▶ _DATASET EXCERPTS_:
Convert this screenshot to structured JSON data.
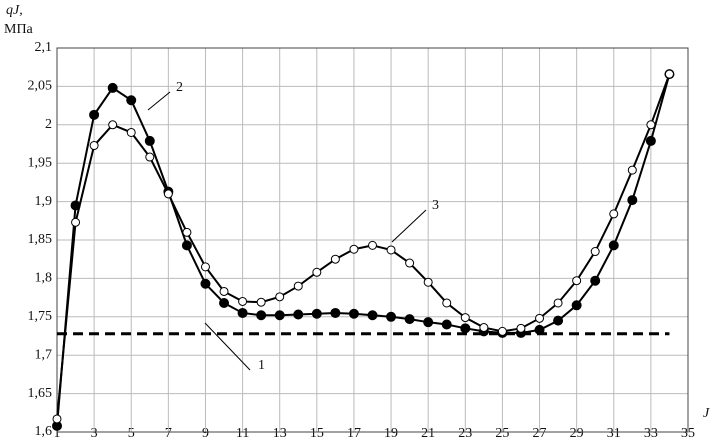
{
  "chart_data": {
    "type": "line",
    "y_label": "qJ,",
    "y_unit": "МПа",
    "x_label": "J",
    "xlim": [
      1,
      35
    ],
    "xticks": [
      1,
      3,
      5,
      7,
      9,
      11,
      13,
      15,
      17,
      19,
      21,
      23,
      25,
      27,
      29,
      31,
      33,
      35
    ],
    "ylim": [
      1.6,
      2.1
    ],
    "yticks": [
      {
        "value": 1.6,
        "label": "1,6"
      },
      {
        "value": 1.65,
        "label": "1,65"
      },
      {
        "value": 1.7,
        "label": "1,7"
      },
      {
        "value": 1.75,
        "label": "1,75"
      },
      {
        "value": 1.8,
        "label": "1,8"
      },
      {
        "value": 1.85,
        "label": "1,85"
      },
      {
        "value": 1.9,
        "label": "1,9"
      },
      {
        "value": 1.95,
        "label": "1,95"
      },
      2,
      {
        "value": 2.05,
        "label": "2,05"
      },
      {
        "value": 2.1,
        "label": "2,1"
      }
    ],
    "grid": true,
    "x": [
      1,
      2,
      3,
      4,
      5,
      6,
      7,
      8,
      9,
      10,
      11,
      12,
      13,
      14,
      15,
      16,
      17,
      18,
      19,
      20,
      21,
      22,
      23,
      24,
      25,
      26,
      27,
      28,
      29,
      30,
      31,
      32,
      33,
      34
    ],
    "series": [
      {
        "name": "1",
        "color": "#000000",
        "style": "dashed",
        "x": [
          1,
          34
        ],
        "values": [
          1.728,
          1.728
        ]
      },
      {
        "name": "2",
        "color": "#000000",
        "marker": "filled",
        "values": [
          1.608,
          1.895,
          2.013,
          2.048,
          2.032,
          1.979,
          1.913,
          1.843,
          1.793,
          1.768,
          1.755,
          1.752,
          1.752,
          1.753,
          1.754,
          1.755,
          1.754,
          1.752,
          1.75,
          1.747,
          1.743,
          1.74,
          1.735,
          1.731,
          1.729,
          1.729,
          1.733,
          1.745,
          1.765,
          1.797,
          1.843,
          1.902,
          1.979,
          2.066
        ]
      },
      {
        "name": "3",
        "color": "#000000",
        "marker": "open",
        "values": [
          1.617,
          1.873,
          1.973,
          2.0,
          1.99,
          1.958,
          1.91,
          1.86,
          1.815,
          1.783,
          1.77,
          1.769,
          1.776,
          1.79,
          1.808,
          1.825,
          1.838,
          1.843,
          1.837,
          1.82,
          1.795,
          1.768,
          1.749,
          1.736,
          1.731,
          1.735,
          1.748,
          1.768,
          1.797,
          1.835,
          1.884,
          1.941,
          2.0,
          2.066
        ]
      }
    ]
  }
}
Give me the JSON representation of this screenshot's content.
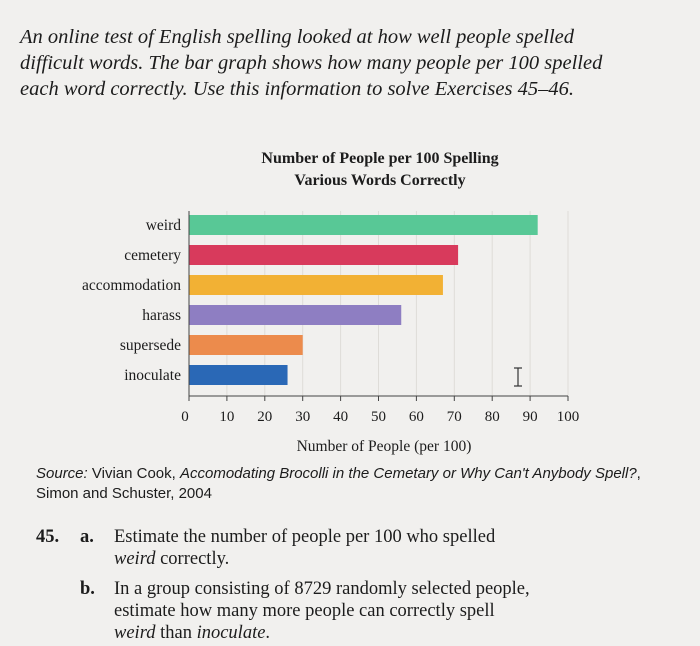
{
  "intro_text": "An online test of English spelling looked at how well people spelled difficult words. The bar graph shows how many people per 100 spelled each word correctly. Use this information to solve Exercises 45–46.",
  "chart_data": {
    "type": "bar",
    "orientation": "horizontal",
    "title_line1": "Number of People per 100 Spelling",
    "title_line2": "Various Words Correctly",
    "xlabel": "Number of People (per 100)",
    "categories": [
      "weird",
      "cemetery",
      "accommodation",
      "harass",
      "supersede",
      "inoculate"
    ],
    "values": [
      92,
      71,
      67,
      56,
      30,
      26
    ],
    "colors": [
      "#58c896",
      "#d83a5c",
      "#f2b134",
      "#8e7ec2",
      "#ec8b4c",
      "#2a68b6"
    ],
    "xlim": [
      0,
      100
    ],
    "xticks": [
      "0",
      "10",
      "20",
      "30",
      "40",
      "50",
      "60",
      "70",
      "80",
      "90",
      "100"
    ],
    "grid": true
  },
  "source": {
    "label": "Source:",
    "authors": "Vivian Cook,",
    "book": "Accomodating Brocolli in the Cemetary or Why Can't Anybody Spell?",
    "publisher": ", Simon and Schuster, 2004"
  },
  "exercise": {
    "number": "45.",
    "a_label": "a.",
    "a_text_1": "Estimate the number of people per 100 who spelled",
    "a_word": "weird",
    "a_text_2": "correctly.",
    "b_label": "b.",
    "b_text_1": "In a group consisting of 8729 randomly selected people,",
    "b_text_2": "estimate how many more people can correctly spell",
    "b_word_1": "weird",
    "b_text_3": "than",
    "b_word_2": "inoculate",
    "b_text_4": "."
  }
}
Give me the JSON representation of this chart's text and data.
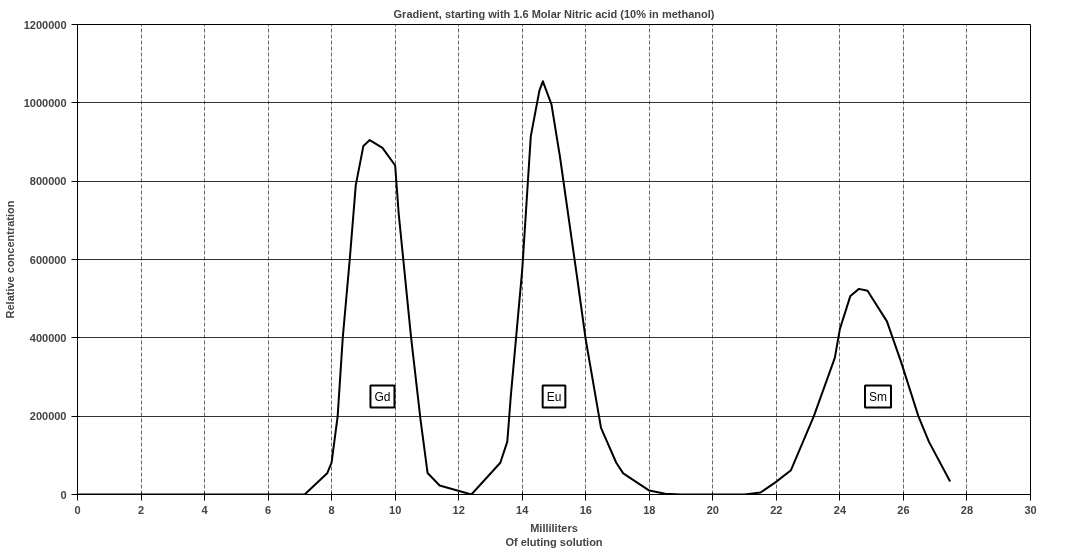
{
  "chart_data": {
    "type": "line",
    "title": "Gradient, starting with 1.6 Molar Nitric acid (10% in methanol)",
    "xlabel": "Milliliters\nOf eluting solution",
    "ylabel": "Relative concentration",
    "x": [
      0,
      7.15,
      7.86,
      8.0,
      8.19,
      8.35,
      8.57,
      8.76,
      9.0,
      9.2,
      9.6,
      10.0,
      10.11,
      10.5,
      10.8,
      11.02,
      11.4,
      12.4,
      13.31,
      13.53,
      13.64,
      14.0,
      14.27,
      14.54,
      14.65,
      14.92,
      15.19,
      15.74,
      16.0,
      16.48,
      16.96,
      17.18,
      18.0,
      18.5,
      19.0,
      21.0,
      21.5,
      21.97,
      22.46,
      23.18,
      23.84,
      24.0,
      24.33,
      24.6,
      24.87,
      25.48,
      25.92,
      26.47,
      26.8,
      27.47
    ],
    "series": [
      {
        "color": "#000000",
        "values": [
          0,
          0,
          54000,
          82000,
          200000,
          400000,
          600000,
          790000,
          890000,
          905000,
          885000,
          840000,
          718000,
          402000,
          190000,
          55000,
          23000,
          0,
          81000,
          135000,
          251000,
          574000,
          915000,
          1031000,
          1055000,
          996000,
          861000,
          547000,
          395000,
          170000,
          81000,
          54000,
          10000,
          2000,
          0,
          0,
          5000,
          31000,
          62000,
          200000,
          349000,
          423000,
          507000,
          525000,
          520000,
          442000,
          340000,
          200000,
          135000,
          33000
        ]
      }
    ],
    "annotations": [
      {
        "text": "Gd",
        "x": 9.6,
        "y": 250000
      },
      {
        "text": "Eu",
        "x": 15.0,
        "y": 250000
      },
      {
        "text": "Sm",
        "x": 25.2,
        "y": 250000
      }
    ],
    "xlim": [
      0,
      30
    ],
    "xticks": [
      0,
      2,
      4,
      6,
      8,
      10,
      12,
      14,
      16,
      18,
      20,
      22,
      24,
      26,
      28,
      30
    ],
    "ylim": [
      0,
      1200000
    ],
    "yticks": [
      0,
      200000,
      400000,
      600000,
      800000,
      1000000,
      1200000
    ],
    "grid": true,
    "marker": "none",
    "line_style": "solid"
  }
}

▶ _TASK OBJECTIVE_: Above are records with pictures; repeat the records exactly and leave the pictures out.

▶ _ANSWER TO THIS PROBLEM_:
Convert this screenshot to structured JSON data.
{
  "chart_data": {
    "type": "line",
    "y_label": "qJ,",
    "y_unit": "МПа",
    "x_label": "J",
    "xlim": [
      1,
      35
    ],
    "xticks": [
      1,
      3,
      5,
      7,
      9,
      11,
      13,
      15,
      17,
      19,
      21,
      23,
      25,
      27,
      29,
      31,
      33,
      35
    ],
    "ylim": [
      1.6,
      2.1
    ],
    "yticks": [
      {
        "value": 1.6,
        "label": "1,6"
      },
      {
        "value": 1.65,
        "label": "1,65"
      },
      {
        "value": 1.7,
        "label": "1,7"
      },
      {
        "value": 1.75,
        "label": "1,75"
      },
      {
        "value": 1.8,
        "label": "1,8"
      },
      {
        "value": 1.85,
        "label": "1,85"
      },
      {
        "value": 1.9,
        "label": "1,9"
      },
      {
        "value": 1.95,
        "label": "1,95"
      },
      2,
      {
        "value": 2.05,
        "label": "2,05"
      },
      {
        "value": 2.1,
        "label": "2,1"
      }
    ],
    "grid": true,
    "x": [
      1,
      2,
      3,
      4,
      5,
      6,
      7,
      8,
      9,
      10,
      11,
      12,
      13,
      14,
      15,
      16,
      17,
      18,
      19,
      20,
      21,
      22,
      23,
      24,
      25,
      26,
      27,
      28,
      29,
      30,
      31,
      32,
      33,
      34
    ],
    "series": [
      {
        "name": "1",
        "color": "#000000",
        "style": "dashed",
        "x": [
          1,
          34
        ],
        "values": [
          1.728,
          1.728
        ]
      },
      {
        "name": "2",
        "color": "#000000",
        "marker": "filled",
        "values": [
          1.608,
          1.895,
          2.013,
          2.048,
          2.032,
          1.979,
          1.913,
          1.843,
          1.793,
          1.768,
          1.755,
          1.752,
          1.752,
          1.753,
          1.754,
          1.755,
          1.754,
          1.752,
          1.75,
          1.747,
          1.743,
          1.74,
          1.735,
          1.731,
          1.729,
          1.729,
          1.733,
          1.745,
          1.765,
          1.797,
          1.843,
          1.902,
          1.979,
          2.066
        ]
      },
      {
        "name": "3",
        "color": "#000000",
        "marker": "open",
        "values": [
          1.617,
          1.873,
          1.973,
          2.0,
          1.99,
          1.958,
          1.91,
          1.86,
          1.815,
          1.783,
          1.77,
          1.769,
          1.776,
          1.79,
          1.808,
          1.825,
          1.838,
          1.843,
          1.837,
          1.82,
          1.795,
          1.768,
          1.749,
          1.736,
          1.731,
          1.735,
          1.748,
          1.768,
          1.797,
          1.835,
          1.884,
          1.941,
          2.0,
          2.066
        ]
      }
    ]
  }
}
Give me the JSON representation of this screenshot's content.
{
  "intro_text": "An online test of English spelling looked at how well people spelled difficult words. The bar graph shows how many people per 100 spelled each word correctly. Use this information to solve Exercises 45–46.",
  "chart_data": {
    "type": "bar",
    "orientation": "horizontal",
    "title_line1": "Number of People per 100 Spelling",
    "title_line2": "Various Words Correctly",
    "xlabel": "Number of People (per 100)",
    "categories": [
      "weird",
      "cemetery",
      "accommodation",
      "harass",
      "supersede",
      "inoculate"
    ],
    "values": [
      92,
      71,
      67,
      56,
      30,
      26
    ],
    "colors": [
      "#58c896",
      "#d83a5c",
      "#f2b134",
      "#8e7ec2",
      "#ec8b4c",
      "#2a68b6"
    ],
    "xlim": [
      0,
      100
    ],
    "xticks": [
      "0",
      "10",
      "20",
      "30",
      "40",
      "50",
      "60",
      "70",
      "80",
      "90",
      "100"
    ],
    "grid": true
  },
  "source": {
    "label": "Source:",
    "authors": "Vivian Cook,",
    "book": "Accomodating Brocolli in the Cemetary or Why Can't Anybody Spell?",
    "publisher": ", Simon and Schuster, 2004"
  },
  "exercise": {
    "number": "45.",
    "a_label": "a.",
    "a_text_1": "Estimate the number of people per 100 who spelled",
    "a_word": "weird",
    "a_text_2": "correctly.",
    "b_label": "b.",
    "b_text_1": "In a group consisting of 8729 randomly selected people,",
    "b_text_2": "estimate how many more people can correctly spell",
    "b_word_1": "weird",
    "b_text_3": "than",
    "b_word_2": "inoculate",
    "b_text_4": "."
  }
}
Give me the JSON representation of this chart's text and data.
{
  "chart_data": {
    "type": "line",
    "title": "Gradient, starting with 1.6 Molar Nitric acid (10% in methanol)",
    "xlabel": "Milliliters\nOf eluting solution",
    "ylabel": "Relative concentration",
    "x": [
      0,
      7.15,
      7.86,
      8.0,
      8.19,
      8.35,
      8.57,
      8.76,
      9.0,
      9.2,
      9.6,
      10.0,
      10.11,
      10.5,
      10.8,
      11.02,
      11.4,
      12.4,
      13.31,
      13.53,
      13.64,
      14.0,
      14.27,
      14.54,
      14.65,
      14.92,
      15.19,
      15.74,
      16.0,
      16.48,
      16.96,
      17.18,
      18.0,
      18.5,
      19.0,
      21.0,
      21.5,
      21.97,
      22.46,
      23.18,
      23.84,
      24.0,
      24.33,
      24.6,
      24.87,
      25.48,
      25.92,
      26.47,
      26.8,
      27.47
    ],
    "series": [
      {
        "color": "#000000",
        "values": [
          0,
          0,
          54000,
          82000,
          200000,
          400000,
          600000,
          790000,
          890000,
          905000,
          885000,
          840000,
          718000,
          402000,
          190000,
          55000,
          23000,
          0,
          81000,
          135000,
          251000,
          574000,
          915000,
          1031000,
          1055000,
          996000,
          861000,
          547000,
          395000,
          170000,
          81000,
          54000,
          10000,
          2000,
          0,
          0,
          5000,
          31000,
          62000,
          200000,
          349000,
          423000,
          507000,
          525000,
          520000,
          442000,
          340000,
          200000,
          135000,
          33000
        ]
      }
    ],
    "annotations": [
      {
        "text": "Gd",
        "x": 9.6,
        "y": 250000
      },
      {
        "text": "Eu",
        "x": 15.0,
        "y": 250000
      },
      {
        "text": "Sm",
        "x": 25.2,
        "y": 250000
      }
    ],
    "xlim": [
      0,
      30
    ],
    "xticks": [
      0,
      2,
      4,
      6,
      8,
      10,
      12,
      14,
      16,
      18,
      20,
      22,
      24,
      26,
      28,
      30
    ],
    "ylim": [
      0,
      1200000
    ],
    "yticks": [
      0,
      200000,
      400000,
      600000,
      800000,
      1000000,
      1200000
    ],
    "grid": true,
    "marker": "none",
    "line_style": "solid"
  }
}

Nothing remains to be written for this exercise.